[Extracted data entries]
□ □ □ □ □

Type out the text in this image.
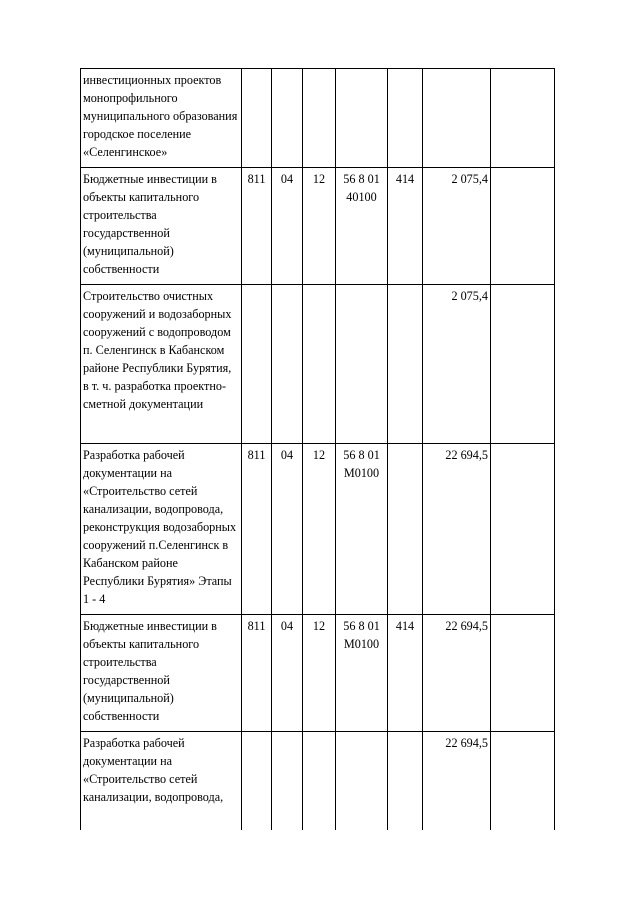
инвестиционных проектов монопрофильного муниципального образования городское поселение «Селенгинское»							
Бюджетные инвестиции в объекты капитального строительства государственной (муниципальной) собственности	811	04	12	56 8 01 40100	414	2 075,4	
Строительство очистных сооружений и водозаборных сооружений с водопроводом п. Селенгинск в Кабанском районе Республики Бурятия, в т. ч. разработка проектно-сметной документации						2 075,4	
Разработка рабочей документации на «Строительство сетей канализации, водопровода, реконструкция водозаборных сооружений п.Селенгинск в Кабанском районе Республики Бурятия» Этапы 1 - 4	811	04	12	56 8 01 М0100		22 694,5	
Бюджетные инвестиции в объекты капитального строительства государственной (муниципальной) собственности	811	04	12	56 8 01 М0100	414	22 694,5	
Разработка рабочей документации на «Строительство сетей канализации, водопровода,						22 694,5	
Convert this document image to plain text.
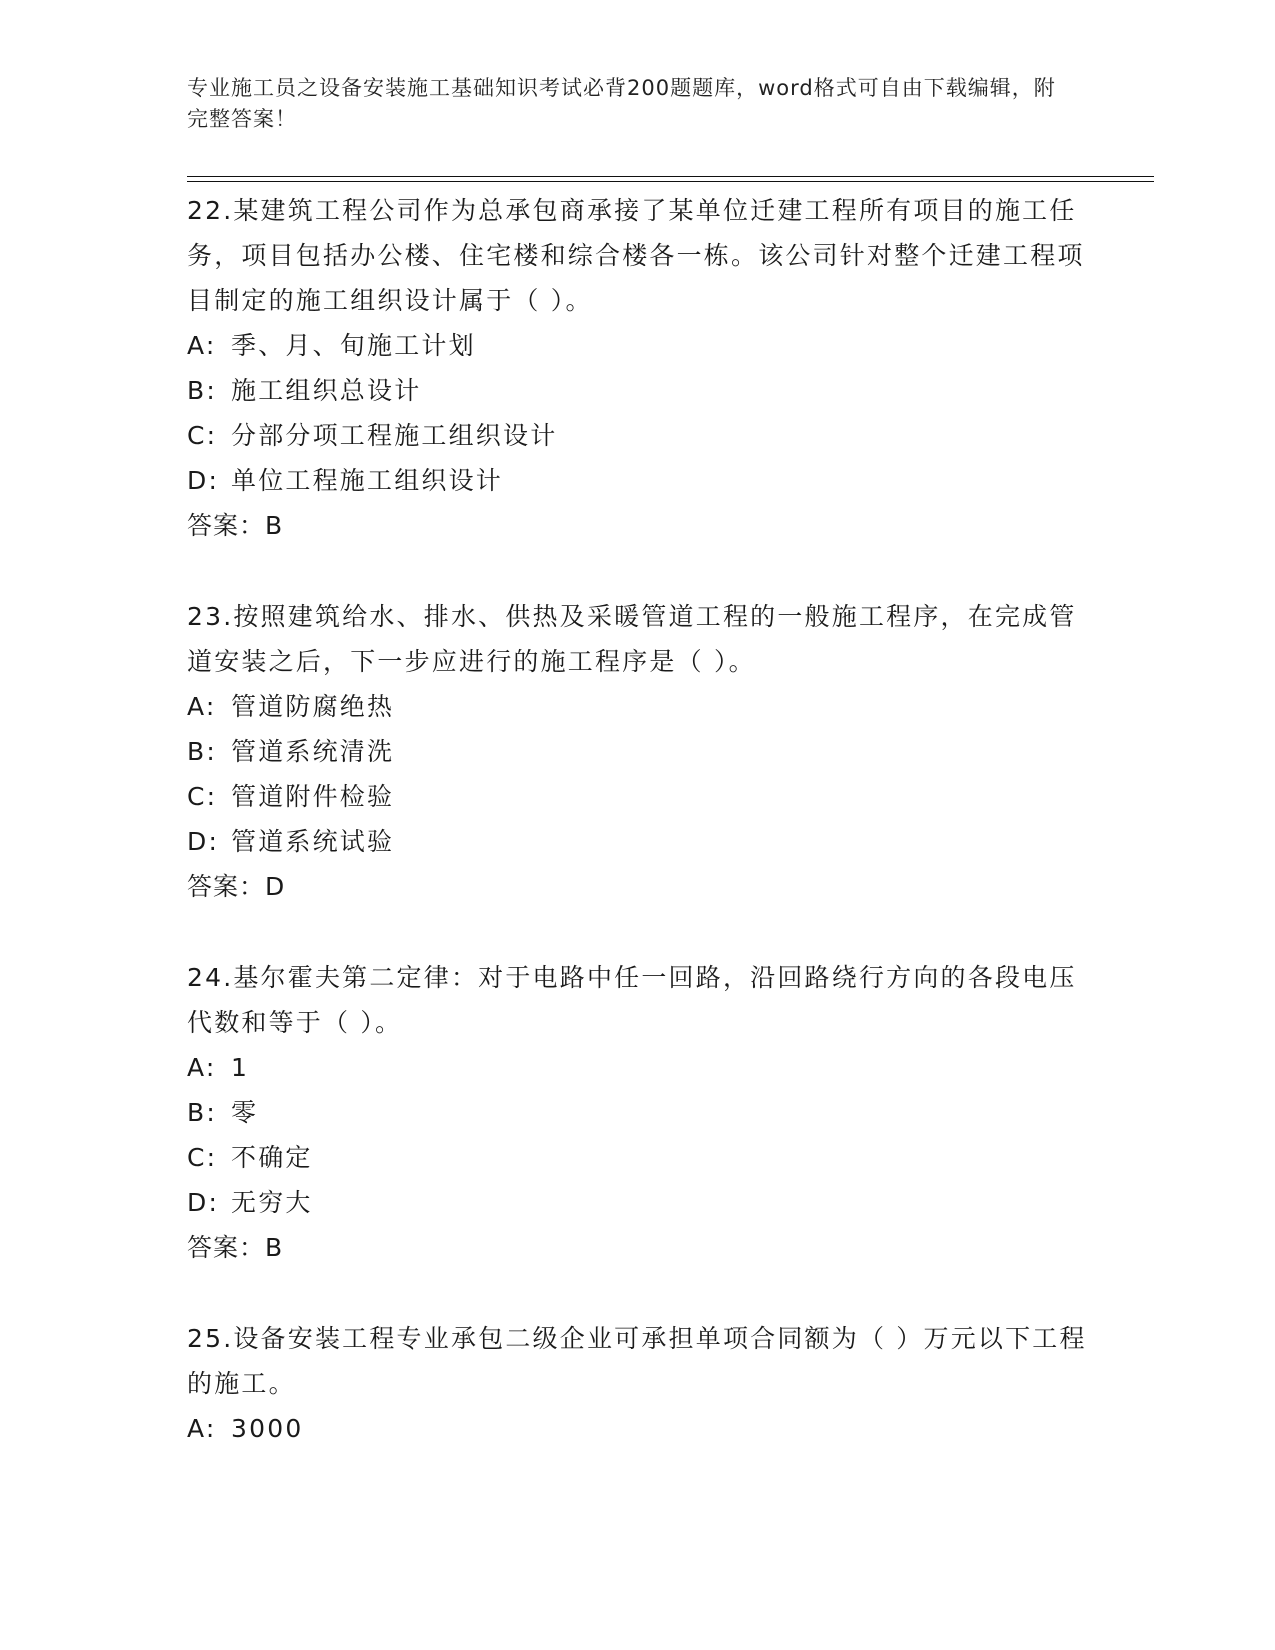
专业施工员之设备安装施工基础知识考试必背200题题库，word格式可自由下载编辑，附完整答案！

22.某建筑工程公司作为总承包商承接了某单位迁建工程所有项目的施工任务，项目包括办公楼、住宅楼和综合楼各一栋。该公司针对整个迁建工程项目制定的施工组织设计属于（ ）。

A: 季、月、旬施工计划
B: 施工组织总设计
C: 分部分项工程施工组织设计
D: 单位工程施工组织设计

答案：B

23.按照建筑给水、排水、供热及采暖管道工程的一般施工程序，在完成管道安装之后，下一步应进行的施工程序是（ ）。

A: 管道防腐绝热
B: 管道系统清洗
C: 管道附件检验
D: 管道系统试验

答案：D

24.基尔霍夫第二定律：对于电路中任一回路，沿回路绕行方向的各段电压代数和等于（ ）。

A: 1
B: 零
C: 不确定
D: 无穷大

答案：B

25.设备安装工程专业承包二级企业可承担单项合同额为（ ）万元以下工程的施工。

A: 3000
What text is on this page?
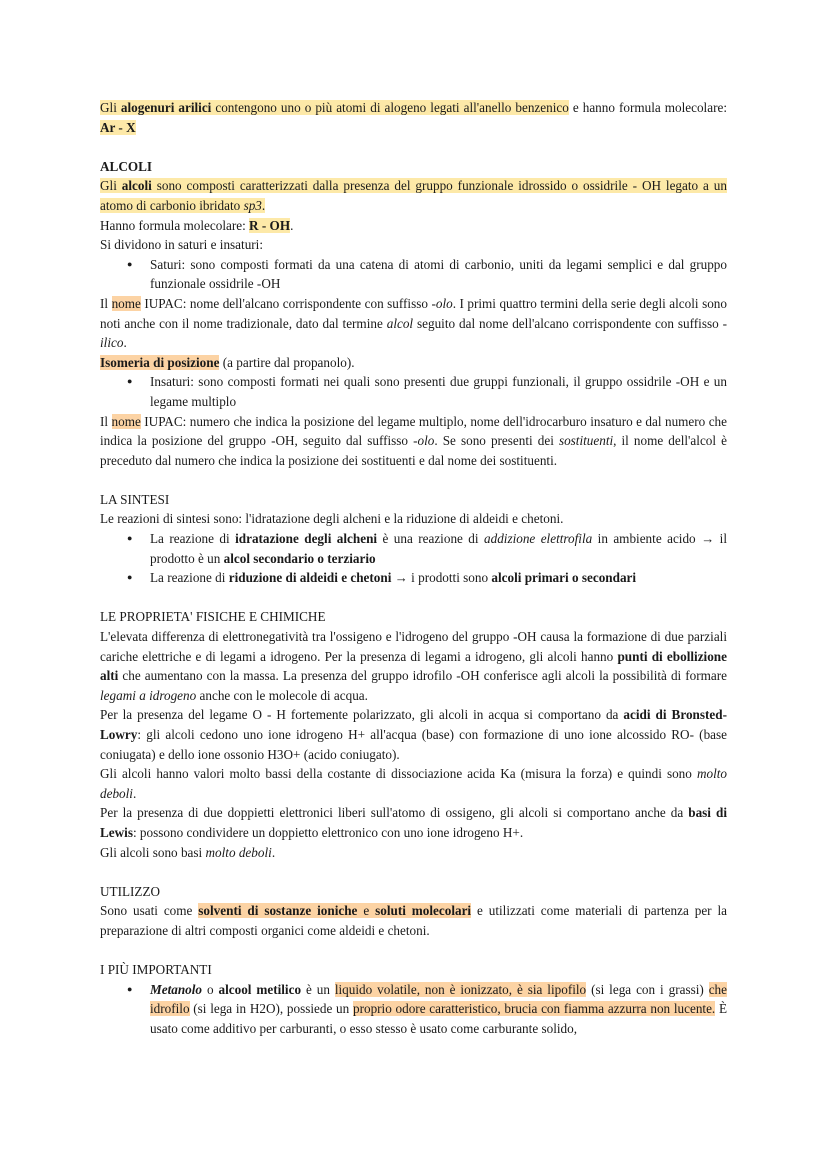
Gli alogenuri arilici contengono uno o più atomi di alogeno legati all'anello benzenico e hanno formula molecolare: Ar - X

ALCOLI

Gli alcoli sono composti caratterizzati dalla presenza del gruppo funzionale idrossido o ossidrile - OH legato a un atomo di carbonio ibridato sp3.

Hanno formula molecolare: R - OH.

Si dividono in saturi e insaturi:

● Saturi: sono composti formati da una catena di atomi di carbonio, uniti da legami semplici e dal gruppo funzionale ossidrile -OH

Il nome IUPAC: nome dell'alcano corrispondente con suffisso -olo. I primi quattro termini della serie degli alcoli sono noti anche con il nome tradizionale, dato dal termine alcol seguito dal nome dell'alcano corrispondente con suffisso -ilico.

Isomeria di posizione (a partire dal propanolo).

● Insaturi: sono composti formati nei quali sono presenti due gruppi funzionali, il gruppo ossidrile -OH e un legame multiplo

Il nome IUPAC: numero che indica la posizione del legame multiplo, nome dell'idrocarburo insaturo e dal numero che indica la posizione del gruppo -OH, seguito dal suffisso -olo. Se sono presenti dei sostituenti, il nome dell'alcol è preceduto dal numero che indica la posizione dei sostituenti e dal nome dei sostituenti.

LA SINTESI

Le reazioni di sintesi sono: l'idratazione degli alcheni e la riduzione di aldeidi e chetoni.

● La reazione di idratazione degli alcheni è una reazione di addizione elettrofila in ambiente acido → il prodotto è un alcol secondario o terziario
● La reazione di riduzione di aldeidi e chetoni → i prodotti sono alcoli primari o secondari

LE PROPRIETA' FISICHE E CHIMICHE

L'elevata differenza di elettronegatività tra l'ossigeno e l'idrogeno del gruppo -OH causa la formazione di due parziali cariche elettriche e di legami a idrogeno. Per la presenza di legami a idrogeno, gli alcoli hanno punti di ebollizione alti che aumentano con la massa. La presenza del gruppo idrofilo -OH conferisce agli alcoli la possibilità di formare legami a idrogeno anche con le molecole di acqua.

Per la presenza del legame O - H fortemente polarizzato, gli alcoli in acqua si comportano da acidi di Bronsted-Lowry: gli alcoli cedono uno ione idrogeno H+ all'acqua (base) con formazione di uno ione alcossido RO- (base coniugata) e dello ione ossonio H3O+ (acido coniugato).

Gli alcoli hanno valori molto bassi della costante di dissociazione acida Ka (misura la forza) e quindi sono molto deboli.

Per la presenza di due doppietti elettronici liberi sull'atomo di ossigeno, gli alcoli si comportano anche da basi di Lewis: possono condividere un doppietto elettronico con uno ione idrogeno H+.

Gli alcoli sono basi molto deboli.

UTILIZZO

Sono usati come solventi di sostanze ioniche e soluti molecolari e utilizzati come materiali di partenza per la preparazione di altri composti organici come aldeidi e chetoni.

I PIÙ IMPORTANTI

● Metanolo o alcool metilico è un liquido volatile, non è ionizzato, è sia lipofilo (si lega con i grassi) che idrofilo (si lega in H2O), possiede un proprio odore caratteristico, brucia con fiamma azzurra non lucente. È usato come additivo per carburanti, o esso stesso è usato come carburante solido,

□ □ □ □ □

Scan the material line by line and report each one that contains "aldeidi".

Le reazioni di sintesi sono: l'idratazione degli alcheni e la riduzione di aldeidi e chetoni.
● La reazione di riduzione di aldeidi e chetoni → i prodotti sono alcoli primari o secondari
Sono usati come solventi di sostanze ioniche e soluti molecolari e utilizzati come materiali di partenza per la preparazione di altri composti organici come aldeidi e chetoni.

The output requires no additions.